Supplied data.
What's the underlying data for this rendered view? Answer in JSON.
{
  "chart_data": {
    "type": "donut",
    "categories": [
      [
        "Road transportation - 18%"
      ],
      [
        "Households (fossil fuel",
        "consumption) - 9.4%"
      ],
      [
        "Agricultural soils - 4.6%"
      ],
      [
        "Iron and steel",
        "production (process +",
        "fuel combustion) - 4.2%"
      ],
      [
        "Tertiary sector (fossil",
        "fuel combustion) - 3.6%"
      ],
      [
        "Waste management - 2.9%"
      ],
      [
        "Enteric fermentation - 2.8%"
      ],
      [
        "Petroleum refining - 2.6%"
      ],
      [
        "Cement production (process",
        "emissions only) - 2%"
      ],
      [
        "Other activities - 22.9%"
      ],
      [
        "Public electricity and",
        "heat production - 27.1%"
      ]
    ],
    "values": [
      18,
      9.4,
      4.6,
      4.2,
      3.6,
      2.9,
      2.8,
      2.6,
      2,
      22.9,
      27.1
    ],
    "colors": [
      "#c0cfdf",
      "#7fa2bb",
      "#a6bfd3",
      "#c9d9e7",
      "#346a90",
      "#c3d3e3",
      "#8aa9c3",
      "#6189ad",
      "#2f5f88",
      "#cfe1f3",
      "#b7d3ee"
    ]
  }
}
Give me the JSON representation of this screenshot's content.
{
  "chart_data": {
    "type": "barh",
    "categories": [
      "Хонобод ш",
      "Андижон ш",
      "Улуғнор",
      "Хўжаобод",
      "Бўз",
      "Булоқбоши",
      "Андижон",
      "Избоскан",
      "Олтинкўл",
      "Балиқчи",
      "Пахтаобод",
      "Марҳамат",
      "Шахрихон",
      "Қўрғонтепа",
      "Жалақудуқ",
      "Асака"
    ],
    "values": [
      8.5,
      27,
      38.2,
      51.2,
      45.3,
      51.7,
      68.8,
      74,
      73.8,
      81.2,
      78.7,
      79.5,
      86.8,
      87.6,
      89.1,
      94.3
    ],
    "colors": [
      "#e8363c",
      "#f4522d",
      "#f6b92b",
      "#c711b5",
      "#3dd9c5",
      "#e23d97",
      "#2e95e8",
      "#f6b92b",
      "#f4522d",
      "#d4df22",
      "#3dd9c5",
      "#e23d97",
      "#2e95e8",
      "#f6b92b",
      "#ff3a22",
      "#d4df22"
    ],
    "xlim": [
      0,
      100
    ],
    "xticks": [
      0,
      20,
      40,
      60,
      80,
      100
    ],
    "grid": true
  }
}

Goal of the exercise.
Copy and report every line where the word "this" is present.

Complete response.
What's the underlying data for this rendered view? Answer in JSON.
Give me the JSON representation of this screenshot's content.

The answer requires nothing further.